Task requirements:
Reproduce the records below exactly, leaving out any pictures.

Rows:
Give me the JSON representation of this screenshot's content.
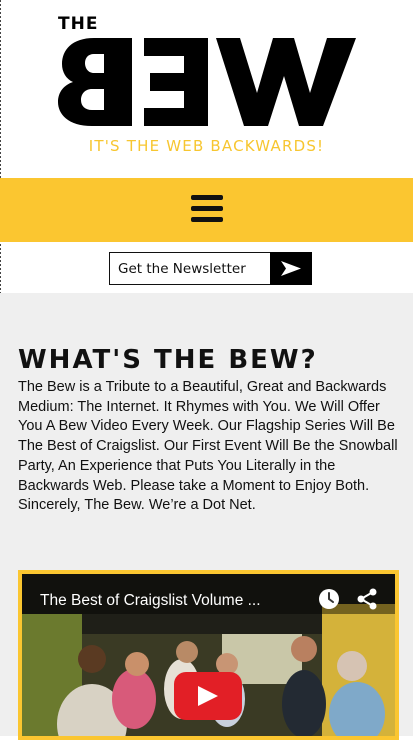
{
  "header": {
    "logo_the": "THE",
    "logo_word": "BEW",
    "tagline": "IT'S THE WEB BACKWARDS!"
  },
  "nav": {
    "menu_icon": "hamburger-menu-icon"
  },
  "newsletter": {
    "label": "Get the Newsletter",
    "submit_icon": "arrow-right-icon"
  },
  "main": {
    "heading": "WHAT'S THE BEW?",
    "body": "The Bew is a Tribute to a Beautiful, Great and Backwards Medium: The Internet.  It Rhymes with You.  We Will Offer You A Bew Video Every Week.  Our Flagship Series Will Be The Best of Craigslist.  Our First Event Will Be the Snowball Party, An Experience that Puts You Literally in the Backwards Web.  Please take a Moment to Enjoy Both.  Sincerely, The Bew.  We’re a Dot Net."
  },
  "video": {
    "title": "The Best of Craigslist Volume ...",
    "icons": [
      "watch-later-clock-icon",
      "share-icon",
      "play-icon"
    ]
  },
  "colors": {
    "accent": "#fbc630",
    "play": "#e21f26",
    "text": "#111111"
  }
}
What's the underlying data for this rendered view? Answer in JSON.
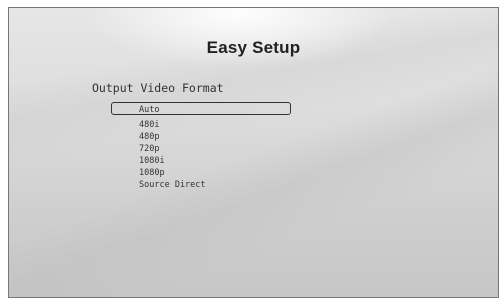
{
  "header": {
    "title": "Easy Setup"
  },
  "section": {
    "heading": "Output Video Format"
  },
  "options": [
    {
      "label": "Auto",
      "selected": true
    },
    {
      "label": "480i",
      "selected": false
    },
    {
      "label": "480p",
      "selected": false
    },
    {
      "label": "720p",
      "selected": false
    },
    {
      "label": "1080i",
      "selected": false
    },
    {
      "label": "1080p",
      "selected": false
    },
    {
      "label": "Source Direct",
      "selected": false
    }
  ]
}
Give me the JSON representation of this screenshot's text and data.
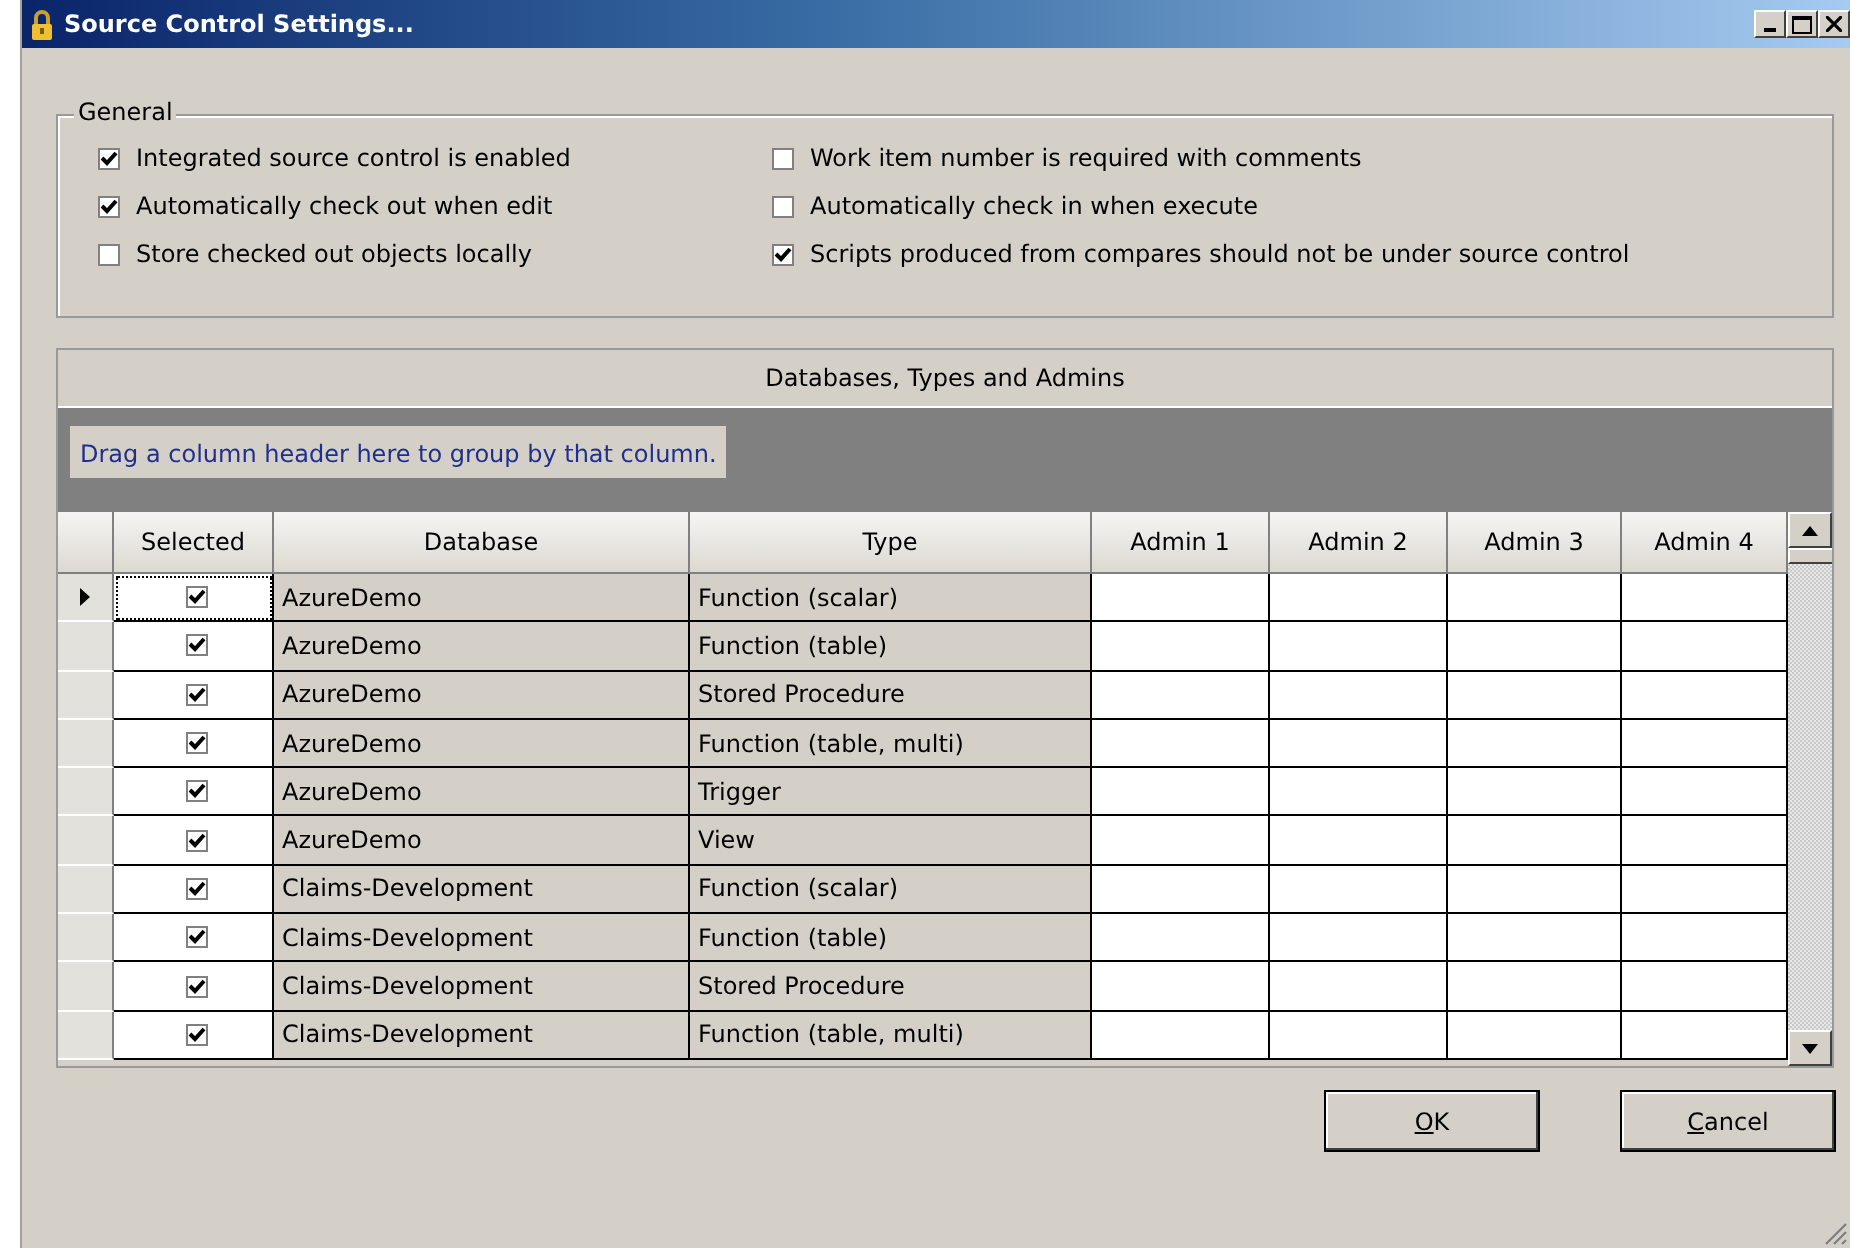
{
  "window": {
    "title": "Source Control Settings..."
  },
  "general": {
    "title": "General",
    "options": [
      {
        "label": "Integrated source control is enabled",
        "checked": true
      },
      {
        "label": "Work item number is required with comments",
        "checked": false
      },
      {
        "label": "Automatically check out when edit",
        "checked": true
      },
      {
        "label": "Automatically check in when execute",
        "checked": false
      },
      {
        "label": "Store checked out objects locally",
        "checked": false
      },
      {
        "label": "Scripts produced from compares should not be under source control",
        "checked": true
      }
    ]
  },
  "grid": {
    "title": "Databases, Types and Admins",
    "group_hint": "Drag a column header here to group by that column.",
    "columns": [
      "Selected",
      "Database",
      "Type",
      "Admin 1",
      "Admin 2",
      "Admin 3",
      "Admin 4"
    ],
    "rows": [
      {
        "current": true,
        "checked": true,
        "database": "AzureDemo",
        "type": "Function (scalar)"
      },
      {
        "current": false,
        "checked": true,
        "database": "AzureDemo",
        "type": "Function (table)"
      },
      {
        "current": false,
        "checked": true,
        "database": "AzureDemo",
        "type": "Stored Procedure"
      },
      {
        "current": false,
        "checked": true,
        "database": "AzureDemo",
        "type": "Function (table, multi)"
      },
      {
        "current": false,
        "checked": true,
        "database": "AzureDemo",
        "type": "Trigger"
      },
      {
        "current": false,
        "checked": true,
        "database": "AzureDemo",
        "type": "View"
      },
      {
        "current": false,
        "checked": true,
        "database": "Claims-Development",
        "type": "Function (scalar)"
      },
      {
        "current": false,
        "checked": true,
        "database": "Claims-Development",
        "type": "Function (table)"
      },
      {
        "current": false,
        "checked": true,
        "database": "Claims-Development",
        "type": "Stored Procedure"
      },
      {
        "current": false,
        "checked": true,
        "database": "Claims-Development",
        "type": "Function (table, multi)"
      }
    ]
  },
  "buttons": [
    "OK",
    "Cancel"
  ]
}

Task response:
Give me the JSON representation of this screenshot's content.
{
  "header": {
    "logo_the": "THE",
    "logo_word": "BEW",
    "tagline": "IT'S THE WEB BACKWARDS!"
  },
  "nav": {
    "menu_icon": "hamburger-menu-icon"
  },
  "newsletter": {
    "label": "Get the Newsletter",
    "submit_icon": "arrow-right-icon"
  },
  "main": {
    "heading": "WHAT'S THE BEW?",
    "body": "The Bew is a Tribute to a Beautiful, Great and Backwards Medium: The Internet.  It Rhymes with You.  We Will Offer You A Bew Video Every Week.  Our Flagship Series Will Be The Best of Craigslist.  Our First Event Will Be the Snowball Party, An Experience that Puts You Literally in the Backwards Web.  Please take a Moment to Enjoy Both.  Sincerely, The Bew.  We’re a Dot Net."
  },
  "video": {
    "title": "The Best of Craigslist Volume ...",
    "icons": [
      "watch-later-clock-icon",
      "share-icon",
      "play-icon"
    ]
  },
  "colors": {
    "accent": "#fbc630",
    "play": "#e21f26",
    "text": "#111111"
  }
}
What's the underlying data for this rendered view? Answer in JSON.
{
  "header": {
    "title": "Easy Setup"
  },
  "section": {
    "heading": "Output Video Format"
  },
  "options": [
    {
      "label": "Auto",
      "selected": true
    },
    {
      "label": "480i",
      "selected": false
    },
    {
      "label": "480p",
      "selected": false
    },
    {
      "label": "720p",
      "selected": false
    },
    {
      "label": "1080i",
      "selected": false
    },
    {
      "label": "1080p",
      "selected": false
    },
    {
      "label": "Source Direct",
      "selected": false
    }
  ]
}
Give me the JSON representation of this screenshot's text and data.
{
  "window": {
    "title": "Source Control Settings..."
  },
  "general": {
    "title": "General",
    "options": [
      {
        "label": "Integrated source control is enabled",
        "checked": true
      },
      {
        "label": "Work item number is required with comments",
        "checked": false
      },
      {
        "label": "Automatically check out when edit",
        "checked": true
      },
      {
        "label": "Automatically check in when execute",
        "checked": false
      },
      {
        "label": "Store checked out objects locally",
        "checked": false
      },
      {
        "label": "Scripts produced from compares should not be under source control",
        "checked": true
      }
    ]
  },
  "grid": {
    "title": "Databases, Types and Admins",
    "group_hint": "Drag a column header here to group by that column.",
    "columns": [
      "Selected",
      "Database",
      "Type",
      "Admin 1",
      "Admin 2",
      "Admin 3",
      "Admin 4"
    ],
    "rows": [
      {
        "current": true,
        "checked": true,
        "database": "AzureDemo",
        "type": "Function (scalar)"
      },
      {
        "current": false,
        "checked": true,
        "database": "AzureDemo",
        "type": "Function (table)"
      },
      {
        "current": false,
        "checked": true,
        "database": "AzureDemo",
        "type": "Stored Procedure"
      },
      {
        "current": false,
        "checked": true,
        "database": "AzureDemo",
        "type": "Function (table, multi)"
      },
      {
        "current": false,
        "checked": true,
        "database": "AzureDemo",
        "type": "Trigger"
      },
      {
        "current": false,
        "checked": true,
        "database": "AzureDemo",
        "type": "View"
      },
      {
        "current": false,
        "checked": true,
        "database": "Claims-Development",
        "type": "Function (scalar)"
      },
      {
        "current": false,
        "checked": true,
        "database": "Claims-Development",
        "type": "Function (table)"
      },
      {
        "current": false,
        "checked": true,
        "database": "Claims-Development",
        "type": "Stored Procedure"
      },
      {
        "current": false,
        "checked": true,
        "database": "Claims-Development",
        "type": "Function (table, multi)"
      }
    ]
  },
  "buttons": [
    "OK",
    "Cancel"
  ]
}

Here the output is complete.